→ **INSTRUCTIONS TO FOLLOW**:
Output the data exactly, with every line intact.

RECORDS FOR THIS TASK below:

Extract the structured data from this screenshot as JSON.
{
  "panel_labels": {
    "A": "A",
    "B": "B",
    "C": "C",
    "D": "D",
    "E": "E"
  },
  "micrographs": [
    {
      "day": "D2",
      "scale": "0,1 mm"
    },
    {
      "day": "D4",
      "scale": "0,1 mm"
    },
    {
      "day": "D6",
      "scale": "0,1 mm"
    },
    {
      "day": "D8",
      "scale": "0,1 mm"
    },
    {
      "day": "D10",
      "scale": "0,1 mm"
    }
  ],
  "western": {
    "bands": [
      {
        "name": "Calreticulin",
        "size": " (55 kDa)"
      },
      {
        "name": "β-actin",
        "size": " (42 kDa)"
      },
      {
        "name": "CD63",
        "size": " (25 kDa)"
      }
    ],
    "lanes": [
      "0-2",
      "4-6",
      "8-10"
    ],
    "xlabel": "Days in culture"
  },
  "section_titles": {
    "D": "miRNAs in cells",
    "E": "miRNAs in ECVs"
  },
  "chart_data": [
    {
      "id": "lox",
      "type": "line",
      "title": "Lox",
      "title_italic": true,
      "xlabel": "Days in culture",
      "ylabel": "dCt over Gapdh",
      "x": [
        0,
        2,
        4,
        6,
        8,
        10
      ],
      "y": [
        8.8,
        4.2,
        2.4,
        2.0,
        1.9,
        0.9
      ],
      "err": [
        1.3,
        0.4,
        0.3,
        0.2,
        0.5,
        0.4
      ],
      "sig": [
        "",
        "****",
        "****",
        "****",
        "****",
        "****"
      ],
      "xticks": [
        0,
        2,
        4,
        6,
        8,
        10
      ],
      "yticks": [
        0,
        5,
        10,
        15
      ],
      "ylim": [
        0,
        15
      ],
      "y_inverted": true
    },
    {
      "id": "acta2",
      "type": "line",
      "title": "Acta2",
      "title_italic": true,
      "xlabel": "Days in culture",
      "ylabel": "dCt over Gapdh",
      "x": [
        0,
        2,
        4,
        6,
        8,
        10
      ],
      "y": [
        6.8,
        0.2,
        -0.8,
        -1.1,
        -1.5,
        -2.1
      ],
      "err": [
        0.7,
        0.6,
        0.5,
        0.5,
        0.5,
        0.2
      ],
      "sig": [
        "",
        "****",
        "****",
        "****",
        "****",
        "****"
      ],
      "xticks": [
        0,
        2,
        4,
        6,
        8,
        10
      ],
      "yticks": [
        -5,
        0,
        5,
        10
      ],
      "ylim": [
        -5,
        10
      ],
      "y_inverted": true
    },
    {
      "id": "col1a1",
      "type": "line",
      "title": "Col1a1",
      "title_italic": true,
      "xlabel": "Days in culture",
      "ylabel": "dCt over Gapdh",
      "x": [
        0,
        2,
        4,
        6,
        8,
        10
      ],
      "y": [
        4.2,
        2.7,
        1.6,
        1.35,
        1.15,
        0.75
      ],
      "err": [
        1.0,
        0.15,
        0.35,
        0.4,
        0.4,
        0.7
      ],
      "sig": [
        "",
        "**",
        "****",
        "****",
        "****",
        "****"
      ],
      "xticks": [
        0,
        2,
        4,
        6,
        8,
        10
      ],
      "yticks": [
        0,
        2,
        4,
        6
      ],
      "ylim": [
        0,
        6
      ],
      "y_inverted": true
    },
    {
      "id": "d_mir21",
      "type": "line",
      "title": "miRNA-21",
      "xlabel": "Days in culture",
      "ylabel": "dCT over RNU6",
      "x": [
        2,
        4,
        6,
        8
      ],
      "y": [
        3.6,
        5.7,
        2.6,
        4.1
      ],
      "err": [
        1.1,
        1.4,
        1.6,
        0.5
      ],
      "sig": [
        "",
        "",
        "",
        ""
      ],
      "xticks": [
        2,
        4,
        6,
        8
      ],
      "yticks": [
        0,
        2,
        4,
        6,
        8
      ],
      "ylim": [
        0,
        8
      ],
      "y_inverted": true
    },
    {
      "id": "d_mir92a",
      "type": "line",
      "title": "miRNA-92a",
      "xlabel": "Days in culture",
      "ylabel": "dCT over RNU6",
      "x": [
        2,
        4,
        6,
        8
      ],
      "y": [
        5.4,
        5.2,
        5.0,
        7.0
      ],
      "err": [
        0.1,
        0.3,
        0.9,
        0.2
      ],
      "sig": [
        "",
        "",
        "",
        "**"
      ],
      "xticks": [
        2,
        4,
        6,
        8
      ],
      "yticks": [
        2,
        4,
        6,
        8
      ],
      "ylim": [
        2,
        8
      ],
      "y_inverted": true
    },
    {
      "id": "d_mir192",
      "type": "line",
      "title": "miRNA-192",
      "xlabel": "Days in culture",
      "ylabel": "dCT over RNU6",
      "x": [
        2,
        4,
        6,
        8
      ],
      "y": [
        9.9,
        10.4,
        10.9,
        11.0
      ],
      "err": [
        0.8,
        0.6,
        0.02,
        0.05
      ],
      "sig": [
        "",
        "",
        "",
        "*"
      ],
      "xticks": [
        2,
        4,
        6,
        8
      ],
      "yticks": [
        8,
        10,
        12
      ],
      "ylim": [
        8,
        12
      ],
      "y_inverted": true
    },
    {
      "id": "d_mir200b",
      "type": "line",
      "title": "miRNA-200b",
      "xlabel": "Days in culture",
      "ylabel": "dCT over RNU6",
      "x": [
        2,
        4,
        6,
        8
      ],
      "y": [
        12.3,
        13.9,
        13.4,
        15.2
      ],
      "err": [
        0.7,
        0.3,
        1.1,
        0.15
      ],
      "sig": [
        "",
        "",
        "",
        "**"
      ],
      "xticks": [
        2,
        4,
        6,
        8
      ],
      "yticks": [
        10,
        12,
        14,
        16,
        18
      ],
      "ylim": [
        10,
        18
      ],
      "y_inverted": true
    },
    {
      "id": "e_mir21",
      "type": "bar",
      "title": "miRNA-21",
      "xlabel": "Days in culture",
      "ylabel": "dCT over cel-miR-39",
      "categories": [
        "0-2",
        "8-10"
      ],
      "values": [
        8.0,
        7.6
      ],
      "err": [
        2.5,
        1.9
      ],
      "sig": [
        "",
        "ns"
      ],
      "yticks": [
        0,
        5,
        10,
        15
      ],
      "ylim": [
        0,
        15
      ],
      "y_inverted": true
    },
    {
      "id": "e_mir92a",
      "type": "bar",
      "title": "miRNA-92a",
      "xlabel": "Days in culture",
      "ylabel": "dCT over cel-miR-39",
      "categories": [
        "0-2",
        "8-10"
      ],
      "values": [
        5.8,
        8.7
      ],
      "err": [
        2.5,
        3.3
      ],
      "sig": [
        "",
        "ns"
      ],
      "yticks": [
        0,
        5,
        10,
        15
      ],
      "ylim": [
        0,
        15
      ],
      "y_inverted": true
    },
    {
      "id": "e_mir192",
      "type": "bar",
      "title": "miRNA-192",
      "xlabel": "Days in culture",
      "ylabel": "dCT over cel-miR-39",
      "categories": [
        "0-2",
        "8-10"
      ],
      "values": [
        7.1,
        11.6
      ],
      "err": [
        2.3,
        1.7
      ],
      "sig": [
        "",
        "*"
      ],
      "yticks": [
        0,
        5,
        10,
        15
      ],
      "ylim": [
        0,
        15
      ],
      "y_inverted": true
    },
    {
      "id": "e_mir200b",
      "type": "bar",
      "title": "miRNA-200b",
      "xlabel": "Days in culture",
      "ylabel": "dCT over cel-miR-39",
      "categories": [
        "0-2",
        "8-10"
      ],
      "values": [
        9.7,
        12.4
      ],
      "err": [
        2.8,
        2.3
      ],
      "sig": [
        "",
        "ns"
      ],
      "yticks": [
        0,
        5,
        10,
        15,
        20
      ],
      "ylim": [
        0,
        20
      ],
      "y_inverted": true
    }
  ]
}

End of RECORDS FOR THIS TASK.

→ **ANSWER SPACE**:
Extract the structured data from this screenshot as JSON.
{
  "panel_labels": {
    "A": "A",
    "B": "B",
    "C": "C",
    "D": "D",
    "E": "E"
  },
  "micrographs": [
    {
      "day": "D2",
      "scale": "0,1 mm"
    },
    {
      "day": "D4",
      "scale": "0,1 mm"
    },
    {
      "day": "D6",
      "scale": "0,1 mm"
    },
    {
      "day": "D8",
      "scale": "0,1 mm"
    },
    {
      "day": "D10",
      "scale": "0,1 mm"
    }
  ],
  "western": {
    "bands": [
      {
        "name": "Calreticulin",
        "size": " (55 kDa)"
      },
      {
        "name": "β-actin",
        "size": " (42 kDa)"
      },
      {
        "name": "CD63",
        "size": " (25 kDa)"
      }
    ],
    "lanes": [
      "0-2",
      "4-6",
      "8-10"
    ],
    "xlabel": "Days in culture"
  },
  "section_titles": {
    "D": "miRNAs in cells",
    "E": "miRNAs in ECVs"
  },
  "chart_data": [
    {
      "id": "lox",
      "type": "line",
      "title": "Lox",
      "title_italic": true,
      "xlabel": "Days in culture",
      "ylabel": "dCt over Gapdh",
      "x": [
        0,
        2,
        4,
        6,
        8,
        10
      ],
      "y": [
        8.8,
        4.2,
        2.4,
        2.0,
        1.9,
        0.9
      ],
      "err": [
        1.3,
        0.4,
        0.3,
        0.2,
        0.5,
        0.4
      ],
      "sig": [
        "",
        "****",
        "****",
        "****",
        "****",
        "****"
      ],
      "xticks": [
        0,
        2,
        4,
        6,
        8,
        10
      ],
      "yticks": [
        0,
        5,
        10,
        15
      ],
      "ylim": [
        0,
        15
      ],
      "y_inverted": true
    },
    {
      "id": "acta2",
      "type": "line",
      "title": "Acta2",
      "title_italic": true,
      "xlabel": "Days in culture",
      "ylabel": "dCt over Gapdh",
      "x": [
        0,
        2,
        4,
        6,
        8,
        10
      ],
      "y": [
        6.8,
        0.2,
        -0.8,
        -1.1,
        -1.5,
        -2.1
      ],
      "err": [
        0.7,
        0.6,
        0.5,
        0.5,
        0.5,
        0.2
      ],
      "sig": [
        "",
        "****",
        "****",
        "****",
        "****",
        "****"
      ],
      "xticks": [
        0,
        2,
        4,
        6,
        8,
        10
      ],
      "yticks": [
        -5,
        0,
        5,
        10
      ],
      "ylim": [
        -5,
        10
      ],
      "y_inverted": true
    },
    {
      "id": "col1a1",
      "type": "line",
      "title": "Col1a1",
      "title_italic": true,
      "xlabel": "Days in culture",
      "ylabel": "dCt over Gapdh",
      "x": [
        0,
        2,
        4,
        6,
        8,
        10
      ],
      "y": [
        4.2,
        2.7,
        1.6,
        1.35,
        1.15,
        0.75
      ],
      "err": [
        1.0,
        0.15,
        0.35,
        0.4,
        0.4,
        0.7
      ],
      "sig": [
        "",
        "**",
        "****",
        "****",
        "****",
        "****"
      ],
      "xticks": [
        0,
        2,
        4,
        6,
        8,
        10
      ],
      "yticks": [
        0,
        2,
        4,
        6
      ],
      "ylim": [
        0,
        6
      ],
      "y_inverted": true
    },
    {
      "id": "d_mir21",
      "type": "line",
      "title": "miRNA-21",
      "xlabel": "Days in culture",
      "ylabel": "dCT over RNU6",
      "x": [
        2,
        4,
        6,
        8
      ],
      "y": [
        3.6,
        5.7,
        2.6,
        4.1
      ],
      "err": [
        1.1,
        1.4,
        1.6,
        0.5
      ],
      "sig": [
        "",
        "",
        "",
        ""
      ],
      "xticks": [
        2,
        4,
        6,
        8
      ],
      "yticks": [
        0,
        2,
        4,
        6,
        8
      ],
      "ylim": [
        0,
        8
      ],
      "y_inverted": true
    },
    {
      "id": "d_mir92a",
      "type": "line",
      "title": "miRNA-92a",
      "xlabel": "Days in culture",
      "ylabel": "dCT over RNU6",
      "x": [
        2,
        4,
        6,
        8
      ],
      "y": [
        5.4,
        5.2,
        5.0,
        7.0
      ],
      "err": [
        0.1,
        0.3,
        0.9,
        0.2
      ],
      "sig": [
        "",
        "",
        "",
        "**"
      ],
      "xticks": [
        2,
        4,
        6,
        8
      ],
      "yticks": [
        2,
        4,
        6,
        8
      ],
      "ylim": [
        2,
        8
      ],
      "y_inverted": true
    },
    {
      "id": "d_mir192",
      "type": "line",
      "title": "miRNA-192",
      "xlabel": "Days in culture",
      "ylabel": "dCT over RNU6",
      "x": [
        2,
        4,
        6,
        8
      ],
      "y": [
        9.9,
        10.4,
        10.9,
        11.0
      ],
      "err": [
        0.8,
        0.6,
        0.02,
        0.05
      ],
      "sig": [
        "",
        "",
        "",
        "*"
      ],
      "xticks": [
        2,
        4,
        6,
        8
      ],
      "yticks": [
        8,
        10,
        12
      ],
      "ylim": [
        8,
        12
      ],
      "y_inverted": true
    },
    {
      "id": "d_mir200b",
      "type": "line",
      "title": "miRNA-200b",
      "xlabel": "Days in culture",
      "ylabel": "dCT over RNU6",
      "x": [
        2,
        4,
        6,
        8
      ],
      "y": [
        12.3,
        13.9,
        13.4,
        15.2
      ],
      "err": [
        0.7,
        0.3,
        1.1,
        0.15
      ],
      "sig": [
        "",
        "",
        "",
        "**"
      ],
      "xticks": [
        2,
        4,
        6,
        8
      ],
      "yticks": [
        10,
        12,
        14,
        16,
        18
      ],
      "ylim": [
        10,
        18
      ],
      "y_inverted": true
    },
    {
      "id": "e_mir21",
      "type": "bar",
      "title": "miRNA-21",
      "xlabel": "Days in culture",
      "ylabel": "dCT over cel-miR-39",
      "categories": [
        "0-2",
        "8-10"
      ],
      "values": [
        8.0,
        7.6
      ],
      "err": [
        2.5,
        1.9
      ],
      "sig": [
        "",
        "ns"
      ],
      "yticks": [
        0,
        5,
        10,
        15
      ],
      "ylim": [
        0,
        15
      ],
      "y_inverted": true
    },
    {
      "id": "e_mir92a",
      "type": "bar",
      "title": "miRNA-92a",
      "xlabel": "Days in culture",
      "ylabel": "dCT over cel-miR-39",
      "categories": [
        "0-2",
        "8-10"
      ],
      "values": [
        5.8,
        8.7
      ],
      "err": [
        2.5,
        3.3
      ],
      "sig": [
        "",
        "ns"
      ],
      "yticks": [
        0,
        5,
        10,
        15
      ],
      "ylim": [
        0,
        15
      ],
      "y_inverted": true
    },
    {
      "id": "e_mir192",
      "type": "bar",
      "title": "miRNA-192",
      "xlabel": "Days in culture",
      "ylabel": "dCT over cel-miR-39",
      "categories": [
        "0-2",
        "8-10"
      ],
      "values": [
        7.1,
        11.6
      ],
      "err": [
        2.3,
        1.7
      ],
      "sig": [
        "",
        "*"
      ],
      "yticks": [
        0,
        5,
        10,
        15
      ],
      "ylim": [
        0,
        15
      ],
      "y_inverted": true
    },
    {
      "id": "e_mir200b",
      "type": "bar",
      "title": "miRNA-200b",
      "xlabel": "Days in culture",
      "ylabel": "dCT over cel-miR-39",
      "categories": [
        "0-2",
        "8-10"
      ],
      "values": [
        9.7,
        12.4
      ],
      "err": [
        2.8,
        2.3
      ],
      "sig": [
        "",
        "ns"
      ],
      "yticks": [
        0,
        5,
        10,
        15,
        20
      ],
      "ylim": [
        0,
        20
      ],
      "y_inverted": true
    }
  ]
}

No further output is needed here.